Return the whole listing, line for line, without the pictures in it.

====

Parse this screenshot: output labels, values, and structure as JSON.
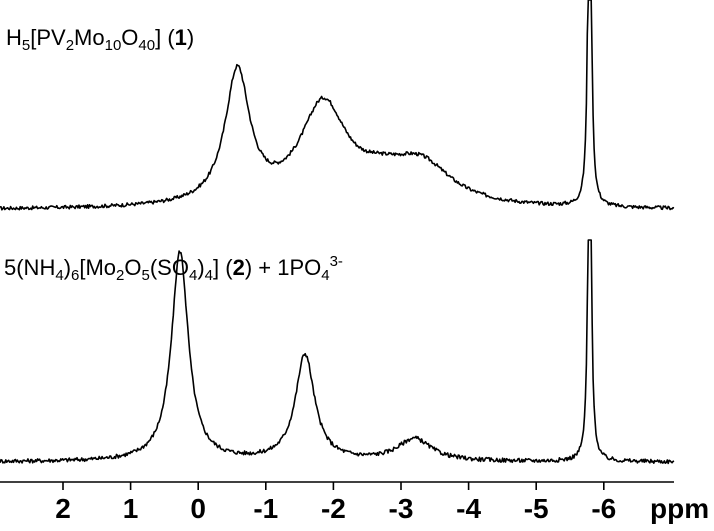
{
  "chart_data": {
    "type": "line",
    "x_unit": "ppm",
    "x_range": [
      2.7,
      -6.7
    ],
    "x_reversed": true,
    "x_ticks": [
      2,
      1,
      0,
      -1,
      -2,
      -3,
      -4,
      -5,
      -6
    ],
    "x_tick_labels": [
      "2",
      "1",
      "0",
      "-1",
      "-2",
      "-3",
      "-4",
      "-5",
      "-6"
    ],
    "ylabel": "",
    "series": [
      {
        "name": "H5[PV2Mo10O40] (1)",
        "label_parts": [
          {
            "t": "H",
            "s": "n"
          },
          {
            "t": "5",
            "s": "sub"
          },
          {
            "t": "[PV",
            "s": "n"
          },
          {
            "t": "2",
            "s": "sub"
          },
          {
            "t": "Mo",
            "s": "n"
          },
          {
            "t": "10",
            "s": "sub"
          },
          {
            "t": "O",
            "s": "n"
          },
          {
            "t": "40",
            "s": "sub"
          },
          {
            "t": "] (",
            "s": "n"
          },
          {
            "t": "1",
            "s": "b"
          },
          {
            "t": ")",
            "s": "n"
          }
        ],
        "baseline": 0.02,
        "noise": 0.012,
        "clip_level": 1.0,
        "peaks": [
          {
            "center": -0.58,
            "width": 0.22,
            "height": 0.44
          },
          {
            "center": -1.85,
            "width": 0.42,
            "height": 0.33
          },
          {
            "center": -3.3,
            "width": 0.55,
            "height": 0.13
          },
          {
            "center": -2.7,
            "width": 0.5,
            "height": 0.06
          },
          {
            "center": -5.79,
            "width": 0.025,
            "height": 1.6
          }
        ]
      },
      {
        "name": "5(NH4)6[Mo2O5(SO4)4] (2) + 1PO4 3-",
        "label_parts": [
          {
            "t": "5(NH",
            "s": "n"
          },
          {
            "t": "4",
            "s": "sub"
          },
          {
            "t": ")",
            "s": "n"
          },
          {
            "t": "6",
            "s": "sub"
          },
          {
            "t": "[Mo",
            "s": "n"
          },
          {
            "t": "2",
            "s": "sub"
          },
          {
            "t": "O",
            "s": "n"
          },
          {
            "t": "5",
            "s": "sub"
          },
          {
            "t": "(SO",
            "s": "n"
          },
          {
            "t": "4",
            "s": "sub"
          },
          {
            "t": ")",
            "s": "n"
          },
          {
            "t": "4",
            "s": "sub"
          },
          {
            "t": "] (",
            "s": "n"
          },
          {
            "t": "2",
            "s": "b"
          },
          {
            "t": ")  + 1PO",
            "s": "n"
          },
          {
            "t": "4",
            "s": "sub"
          },
          {
            "t": "3-",
            "s": "sup"
          }
        ],
        "baseline": 0.0,
        "noise": 0.015,
        "clip_level": 1.0,
        "peaks": [
          {
            "center": 0.27,
            "width": 0.15,
            "height": 0.75
          },
          {
            "center": -1.58,
            "width": 0.17,
            "height": 0.38
          },
          {
            "center": -3.2,
            "width": 0.3,
            "height": 0.08
          },
          {
            "center": -5.79,
            "width": 0.025,
            "height": 1.6
          }
        ]
      }
    ]
  }
}
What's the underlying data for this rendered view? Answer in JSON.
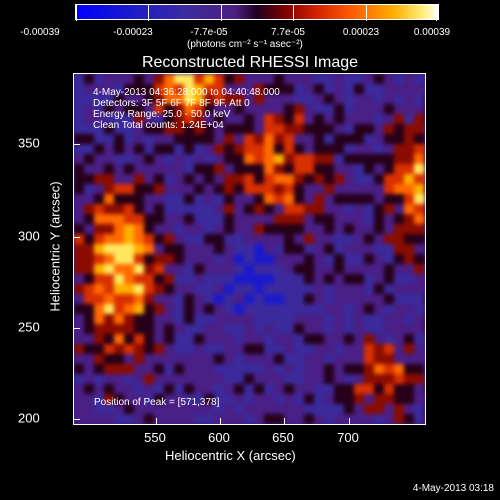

====

The output:
Parse this screenshot: output labels, values, and structure as JSON.
{
  "chart_data": {
    "type": "line",
    "x_unit": "ppm",
    "x_range": [
      2.7,
      -6.7
    ],
    "x_reversed": true,
    "x_ticks": [
      2,
      1,
      0,
      -1,
      -2,
      -3,
      -4,
      -5,
      -6
    ],
    "x_tick_labels": [
      "2",
      "1",
      "0",
      "-1",
      "-2",
      "-3",
      "-4",
      "-5",
      "-6"
    ],
    "ylabel": "",
    "series": [
      {
        "name": "H5[PV2Mo10O40] (1)",
        "label_parts": [
          {
            "t": "H",
            "s": "n"
          },
          {
            "t": "5",
            "s": "sub"
          },
          {
            "t": "[PV",
            "s": "n"
          },
          {
            "t": "2",
            "s": "sub"
          },
          {
            "t": "Mo",
            "s": "n"
          },
          {
            "t": "10",
            "s": "sub"
          },
          {
            "t": "O",
            "s": "n"
          },
          {
            "t": "40",
            "s": "sub"
          },
          {
            "t": "] (",
            "s": "n"
          },
          {
            "t": "1",
            "s": "b"
          },
          {
            "t": ")",
            "s": "n"
          }
        ],
        "baseline": 0.02,
        "noise": 0.012,
        "clip_level": 1.0,
        "peaks": [
          {
            "center": -0.58,
            "width": 0.22,
            "height": 0.44
          },
          {
            "center": -1.85,
            "width": 0.42,
            "height": 0.33
          },
          {
            "center": -3.3,
            "width": 0.55,
            "height": 0.13
          },
          {
            "center": -2.7,
            "width": 0.5,
            "height": 0.06
          },
          {
            "center": -5.79,
            "width": 0.025,
            "height": 1.6
          }
        ]
      },
      {
        "name": "5(NH4)6[Mo2O5(SO4)4] (2) + 1PO4 3-",
        "label_parts": [
          {
            "t": "5(NH",
            "s": "n"
          },
          {
            "t": "4",
            "s": "sub"
          },
          {
            "t": ")",
            "s": "n"
          },
          {
            "t": "6",
            "s": "sub"
          },
          {
            "t": "[Mo",
            "s": "n"
          },
          {
            "t": "2",
            "s": "sub"
          },
          {
            "t": "O",
            "s": "n"
          },
          {
            "t": "5",
            "s": "sub"
          },
          {
            "t": "(SO",
            "s": "n"
          },
          {
            "t": "4",
            "s": "sub"
          },
          {
            "t": ")",
            "s": "n"
          },
          {
            "t": "4",
            "s": "sub"
          },
          {
            "t": "] (",
            "s": "n"
          },
          {
            "t": "2",
            "s": "b"
          },
          {
            "t": ")  + 1PO",
            "s": "n"
          },
          {
            "t": "4",
            "s": "sub"
          },
          {
            "t": "3-",
            "s": "sup"
          }
        ],
        "baseline": 0.0,
        "noise": 0.015,
        "clip_level": 1.0,
        "peaks": [
          {
            "center": 0.27,
            "width": 0.15,
            "height": 0.75
          },
          {
            "center": -1.58,
            "width": 0.17,
            "height": 0.38
          },
          {
            "center": -3.2,
            "width": 0.3,
            "height": 0.08
          },
          {
            "center": -5.79,
            "width": 0.025,
            "height": 1.6
          }
        ]
      }
    ]
  }
}
What's the underlying data for this rendered view? Answer in JSON.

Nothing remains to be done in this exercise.